--- Begin ---

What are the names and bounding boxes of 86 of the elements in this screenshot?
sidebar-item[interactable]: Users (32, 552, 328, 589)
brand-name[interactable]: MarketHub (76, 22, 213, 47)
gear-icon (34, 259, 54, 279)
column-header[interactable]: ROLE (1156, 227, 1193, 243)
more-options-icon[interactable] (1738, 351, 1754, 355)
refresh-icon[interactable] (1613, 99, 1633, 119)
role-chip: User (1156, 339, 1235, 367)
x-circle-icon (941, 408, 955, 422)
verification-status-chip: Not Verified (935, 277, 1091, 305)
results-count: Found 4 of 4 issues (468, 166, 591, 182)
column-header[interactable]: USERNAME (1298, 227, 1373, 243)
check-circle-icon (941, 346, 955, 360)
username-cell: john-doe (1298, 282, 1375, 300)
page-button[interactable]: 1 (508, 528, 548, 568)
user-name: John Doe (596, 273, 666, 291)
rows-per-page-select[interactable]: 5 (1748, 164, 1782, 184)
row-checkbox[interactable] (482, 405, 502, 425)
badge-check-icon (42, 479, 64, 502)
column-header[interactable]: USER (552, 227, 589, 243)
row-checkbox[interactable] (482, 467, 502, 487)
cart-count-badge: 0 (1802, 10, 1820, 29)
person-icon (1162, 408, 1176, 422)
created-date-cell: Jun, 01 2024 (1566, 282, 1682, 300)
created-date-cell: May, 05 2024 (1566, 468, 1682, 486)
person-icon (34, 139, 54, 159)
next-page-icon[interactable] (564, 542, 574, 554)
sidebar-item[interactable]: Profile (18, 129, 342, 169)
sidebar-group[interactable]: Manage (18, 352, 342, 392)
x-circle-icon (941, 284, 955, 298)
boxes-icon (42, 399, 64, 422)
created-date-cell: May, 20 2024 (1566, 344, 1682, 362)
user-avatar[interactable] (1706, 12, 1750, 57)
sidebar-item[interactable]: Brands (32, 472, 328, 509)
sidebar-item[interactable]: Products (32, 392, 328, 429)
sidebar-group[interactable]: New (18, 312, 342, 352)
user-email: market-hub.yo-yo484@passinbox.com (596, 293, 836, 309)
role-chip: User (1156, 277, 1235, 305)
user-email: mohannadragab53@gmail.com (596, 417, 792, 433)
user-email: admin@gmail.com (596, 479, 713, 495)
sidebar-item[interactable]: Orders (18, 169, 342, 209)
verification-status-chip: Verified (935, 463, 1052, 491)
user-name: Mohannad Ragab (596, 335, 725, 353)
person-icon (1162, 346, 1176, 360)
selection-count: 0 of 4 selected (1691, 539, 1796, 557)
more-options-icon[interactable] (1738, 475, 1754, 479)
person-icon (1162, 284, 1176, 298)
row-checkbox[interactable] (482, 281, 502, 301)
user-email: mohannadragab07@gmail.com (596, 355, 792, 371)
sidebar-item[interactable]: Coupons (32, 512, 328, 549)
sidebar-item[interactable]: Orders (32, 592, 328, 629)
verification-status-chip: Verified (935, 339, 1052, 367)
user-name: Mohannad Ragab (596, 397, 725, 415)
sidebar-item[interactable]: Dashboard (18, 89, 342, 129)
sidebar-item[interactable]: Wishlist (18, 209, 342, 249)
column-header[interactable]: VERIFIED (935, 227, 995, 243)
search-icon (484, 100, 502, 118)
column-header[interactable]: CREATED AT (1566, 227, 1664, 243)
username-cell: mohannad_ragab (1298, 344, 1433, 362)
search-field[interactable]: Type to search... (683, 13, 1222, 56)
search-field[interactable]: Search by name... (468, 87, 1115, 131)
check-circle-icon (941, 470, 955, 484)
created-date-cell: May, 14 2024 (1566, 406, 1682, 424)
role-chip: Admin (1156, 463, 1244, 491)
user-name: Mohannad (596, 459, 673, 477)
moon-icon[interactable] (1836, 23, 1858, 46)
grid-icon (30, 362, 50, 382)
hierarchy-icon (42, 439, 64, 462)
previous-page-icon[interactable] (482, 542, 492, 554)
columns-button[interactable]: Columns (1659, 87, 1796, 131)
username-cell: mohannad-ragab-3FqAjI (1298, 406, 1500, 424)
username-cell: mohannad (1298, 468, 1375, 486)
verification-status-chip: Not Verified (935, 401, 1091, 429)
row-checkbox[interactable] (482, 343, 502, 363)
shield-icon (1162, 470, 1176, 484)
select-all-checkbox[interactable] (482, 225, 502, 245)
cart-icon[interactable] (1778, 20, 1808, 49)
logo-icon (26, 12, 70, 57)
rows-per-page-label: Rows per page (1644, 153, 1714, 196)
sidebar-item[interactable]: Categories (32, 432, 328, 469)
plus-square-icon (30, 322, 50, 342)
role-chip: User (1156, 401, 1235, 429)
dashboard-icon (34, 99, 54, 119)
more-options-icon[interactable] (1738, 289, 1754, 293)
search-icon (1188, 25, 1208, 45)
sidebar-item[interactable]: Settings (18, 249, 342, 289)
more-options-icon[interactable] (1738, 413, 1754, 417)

--- End ---

Print the data unchanged, from the start through the line with "user-avatar[interactable] (1706, 12, 1750, 57)", including that line.

What are the names and bounding boxes of 86 of the elements in this screenshot?
sidebar-item[interactable]: Users (32, 552, 328, 589)
brand-name[interactable]: MarketHub (76, 22, 213, 47)
gear-icon (34, 259, 54, 279)
column-header[interactable]: ROLE (1156, 227, 1193, 243)
more-options-icon[interactable] (1738, 351, 1754, 355)
refresh-icon[interactable] (1613, 99, 1633, 119)
role-chip: User (1156, 339, 1235, 367)
x-circle-icon (941, 408, 955, 422)
verification-status-chip: Not Verified (935, 277, 1091, 305)
results-count: Found 4 of 4 issues (468, 166, 591, 182)
column-header[interactable]: USERNAME (1298, 227, 1373, 243)
check-circle-icon (941, 346, 955, 360)
username-cell: john-doe (1298, 282, 1375, 300)
page-button[interactable]: 1 (508, 528, 548, 568)
user-name: John Doe (596, 273, 666, 291)
rows-per-page-select[interactable]: 5 (1748, 164, 1782, 184)
row-checkbox[interactable] (482, 405, 502, 425)
badge-check-icon (42, 479, 64, 502)
column-header[interactable]: USER (552, 227, 589, 243)
row-checkbox[interactable] (482, 467, 502, 487)
cart-count-badge: 0 (1802, 10, 1820, 29)
person-icon (1162, 408, 1176, 422)
created-date-cell: Jun, 01 2024 (1566, 282, 1682, 300)
created-date-cell: May, 05 2024 (1566, 468, 1682, 486)
person-icon (34, 139, 54, 159)
next-page-icon[interactable] (564, 542, 574, 554)
sidebar-item[interactable]: Profile (18, 129, 342, 169)
sidebar-group[interactable]: Manage (18, 352, 342, 392)
x-circle-icon (941, 284, 955, 298)
boxes-icon (42, 399, 64, 422)
created-date-cell: May, 20 2024 (1566, 344, 1682, 362)
user-avatar[interactable] (1706, 12, 1750, 57)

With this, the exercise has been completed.